(Chart and figure data)

====

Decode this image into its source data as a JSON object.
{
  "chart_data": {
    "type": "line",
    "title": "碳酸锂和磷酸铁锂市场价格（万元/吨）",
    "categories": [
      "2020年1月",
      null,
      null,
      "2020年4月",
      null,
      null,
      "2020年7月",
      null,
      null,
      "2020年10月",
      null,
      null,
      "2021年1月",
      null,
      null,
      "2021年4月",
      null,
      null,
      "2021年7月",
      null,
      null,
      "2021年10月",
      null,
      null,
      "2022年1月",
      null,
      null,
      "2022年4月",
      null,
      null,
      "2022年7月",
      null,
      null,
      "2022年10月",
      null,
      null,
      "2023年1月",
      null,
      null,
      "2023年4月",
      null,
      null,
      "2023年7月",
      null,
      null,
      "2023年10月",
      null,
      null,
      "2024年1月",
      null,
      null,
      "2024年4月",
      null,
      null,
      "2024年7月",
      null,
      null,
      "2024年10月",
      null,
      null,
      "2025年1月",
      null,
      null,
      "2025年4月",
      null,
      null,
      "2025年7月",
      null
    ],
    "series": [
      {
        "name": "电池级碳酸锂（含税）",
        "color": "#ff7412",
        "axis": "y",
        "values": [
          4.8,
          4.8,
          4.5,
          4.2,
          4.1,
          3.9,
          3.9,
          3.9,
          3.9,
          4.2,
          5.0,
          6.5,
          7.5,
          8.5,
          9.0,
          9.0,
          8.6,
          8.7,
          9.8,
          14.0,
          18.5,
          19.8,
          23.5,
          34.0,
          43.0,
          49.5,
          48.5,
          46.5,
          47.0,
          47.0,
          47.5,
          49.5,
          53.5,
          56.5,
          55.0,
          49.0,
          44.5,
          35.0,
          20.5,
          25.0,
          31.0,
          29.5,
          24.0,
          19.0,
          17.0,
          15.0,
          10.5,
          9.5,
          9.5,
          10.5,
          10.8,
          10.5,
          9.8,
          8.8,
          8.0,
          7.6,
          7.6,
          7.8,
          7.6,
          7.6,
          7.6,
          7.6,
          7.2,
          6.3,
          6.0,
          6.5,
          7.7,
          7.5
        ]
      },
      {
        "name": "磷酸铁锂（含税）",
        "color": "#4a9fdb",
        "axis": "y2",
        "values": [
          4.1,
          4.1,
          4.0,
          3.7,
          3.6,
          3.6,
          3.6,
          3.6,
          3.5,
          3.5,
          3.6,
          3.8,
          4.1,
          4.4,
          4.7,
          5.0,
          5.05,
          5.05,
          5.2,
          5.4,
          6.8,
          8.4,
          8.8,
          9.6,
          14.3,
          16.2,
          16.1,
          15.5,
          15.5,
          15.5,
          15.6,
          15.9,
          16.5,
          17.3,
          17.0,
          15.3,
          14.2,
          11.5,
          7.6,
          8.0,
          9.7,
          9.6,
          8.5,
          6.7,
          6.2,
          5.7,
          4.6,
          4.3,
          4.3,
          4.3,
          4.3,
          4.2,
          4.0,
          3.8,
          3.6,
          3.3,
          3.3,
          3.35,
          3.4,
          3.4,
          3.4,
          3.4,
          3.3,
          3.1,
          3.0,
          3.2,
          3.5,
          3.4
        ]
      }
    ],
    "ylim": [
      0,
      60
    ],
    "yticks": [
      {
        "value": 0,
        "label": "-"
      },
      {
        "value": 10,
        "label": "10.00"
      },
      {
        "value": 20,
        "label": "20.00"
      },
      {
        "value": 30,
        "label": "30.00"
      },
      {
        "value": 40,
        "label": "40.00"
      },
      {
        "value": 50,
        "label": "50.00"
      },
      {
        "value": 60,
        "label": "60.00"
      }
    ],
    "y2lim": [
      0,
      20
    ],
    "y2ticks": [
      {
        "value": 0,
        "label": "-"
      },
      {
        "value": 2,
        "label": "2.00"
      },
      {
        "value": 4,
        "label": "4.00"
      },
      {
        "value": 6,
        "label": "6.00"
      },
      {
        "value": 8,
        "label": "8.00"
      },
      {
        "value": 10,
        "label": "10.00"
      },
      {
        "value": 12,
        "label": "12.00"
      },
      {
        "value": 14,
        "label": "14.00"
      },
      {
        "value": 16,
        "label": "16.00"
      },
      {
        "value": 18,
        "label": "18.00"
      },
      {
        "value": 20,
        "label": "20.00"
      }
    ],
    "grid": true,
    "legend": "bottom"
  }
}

====

▶ **Work required**: The records above should all be quoted exactly, please.

▶ **The reply**:
Decode this image into its source data as a JSON object.
{
  "chart_data": {
    "type": "line",
    "title": "碳酸锂和磷酸铁锂市场价格（万元/吨）",
    "categories": [
      "2020年1月",
      null,
      null,
      "2020年4月",
      null,
      null,
      "2020年7月",
      null,
      null,
      "2020年10月",
      null,
      null,
      "2021年1月",
      null,
      null,
      "2021年4月",
      null,
      null,
      "2021年7月",
      null,
      null,
      "2021年10月",
      null,
      null,
      "2022年1月",
      null,
      null,
      "2022年4月",
      null,
      null,
      "2022年7月",
      null,
      null,
      "2022年10月",
      null,
      null,
      "2023年1月",
      null,
      null,
      "2023年4月",
      null,
      null,
      "2023年7月",
      null,
      null,
      "2023年10月",
      null,
      null,
      "2024年1月",
      null,
      null,
      "2024年4月",
      null,
      null,
      "2024年7月",
      null,
      null,
      "2024年10月",
      null,
      null,
      "2025年1月",
      null,
      null,
      "2025年4月",
      null,
      null,
      "2025年7月",
      null
    ],
    "series": [
      {
        "name": "电池级碳酸锂（含税）",
        "color": "#ff7412",
        "axis": "y",
        "values": [
          4.8,
          4.8,
          4.5,
          4.2,
          4.1,
          3.9,
          3.9,
          3.9,
          3.9,
          4.2,
          5.0,
          6.5,
          7.5,
          8.5,
          9.0,
          9.0,
          8.6,
          8.7,
          9.8,
          14.0,
          18.5,
          19.8,
          23.5,
          34.0,
          43.0,
          49.5,
          48.5,
          46.5,
          47.0,
          47.0,
          47.5,
          49.5,
          53.5,
          56.5,
          55.0,
          49.0,
          44.5,
          35.0,
          20.5,
          25.0,
          31.0,
          29.5,
          24.0,
          19.0,
          17.0,
          15.0,
          10.5,
          9.5,
          9.5,
          10.5,
          10.8,
          10.5,
          9.8,
          8.8,
          8.0,
          7.6,
          7.6,
          7.8,
          7.6,
          7.6,
          7.6,
          7.6,
          7.2,
          6.3,
          6.0,
          6.5,
          7.7,
          7.5
        ]
      },
      {
        "name": "磷酸铁锂（含税）",
        "color": "#4a9fdb",
        "axis": "y2",
        "values": [
          4.1,
          4.1,
          4.0,
          3.7,
          3.6,
          3.6,
          3.6,
          3.6,
          3.5,
          3.5,
          3.6,
          3.8,
          4.1,
          4.4,
          4.7,
          5.0,
          5.05,
          5.05,
          5.2,
          5.4,
          6.8,
          8.4,
          8.8,
          9.6,
          14.3,
          16.2,
          16.1,
          15.5,
          15.5,
          15.5,
          15.6,
          15.9,
          16.5,
          17.3,
          17.0,
          15.3,
          14.2,
          11.5,
          7.6,
          8.0,
          9.7,
          9.6,
          8.5,
          6.7,
          6.2,
          5.7,
          4.6,
          4.3,
          4.3,
          4.3,
          4.3,
          4.2,
          4.0,
          3.8,
          3.6,
          3.3,
          3.3,
          3.35,
          3.4,
          3.4,
          3.4,
          3.4,
          3.3,
          3.1,
          3.0,
          3.2,
          3.5,
          3.4
        ]
      }
    ],
    "ylim": [
      0,
      60
    ],
    "yticks": [
      {
        "value": 0,
        "label": "-"
      },
      {
        "value": 10,
        "label": "10.00"
      },
      {
        "value": 20,
        "label": "20.00"
      },
      {
        "value": 30,
        "label": "30.00"
      },
      {
        "value": 40,
        "label": "40.00"
      },
      {
        "value": 50,
        "label": "50.00"
      },
      {
        "value": 60,
        "label": "60.00"
      }
    ],
    "y2lim": [
      0,
      20
    ],
    "y2ticks": [
      {
        "value": 0,
        "label": "-"
      },
      {
        "value": 2,
        "label": "2.00"
      },
      {
        "value": 4,
        "label": "4.00"
      },
      {
        "value": 6,
        "label": "6.00"
      },
      {
        "value": 8,
        "label": "8.00"
      },
      {
        "value": 10,
        "label": "10.00"
      },
      {
        "value": 12,
        "label": "12.00"
      },
      {
        "value": 14,
        "label": "14.00"
      },
      {
        "value": 16,
        "label": "16.00"
      },
      {
        "value": 18,
        "label": "18.00"
      },
      {
        "value": 20,
        "label": "20.00"
      }
    ],
    "grid": true,
    "legend": "bottom"
  }
}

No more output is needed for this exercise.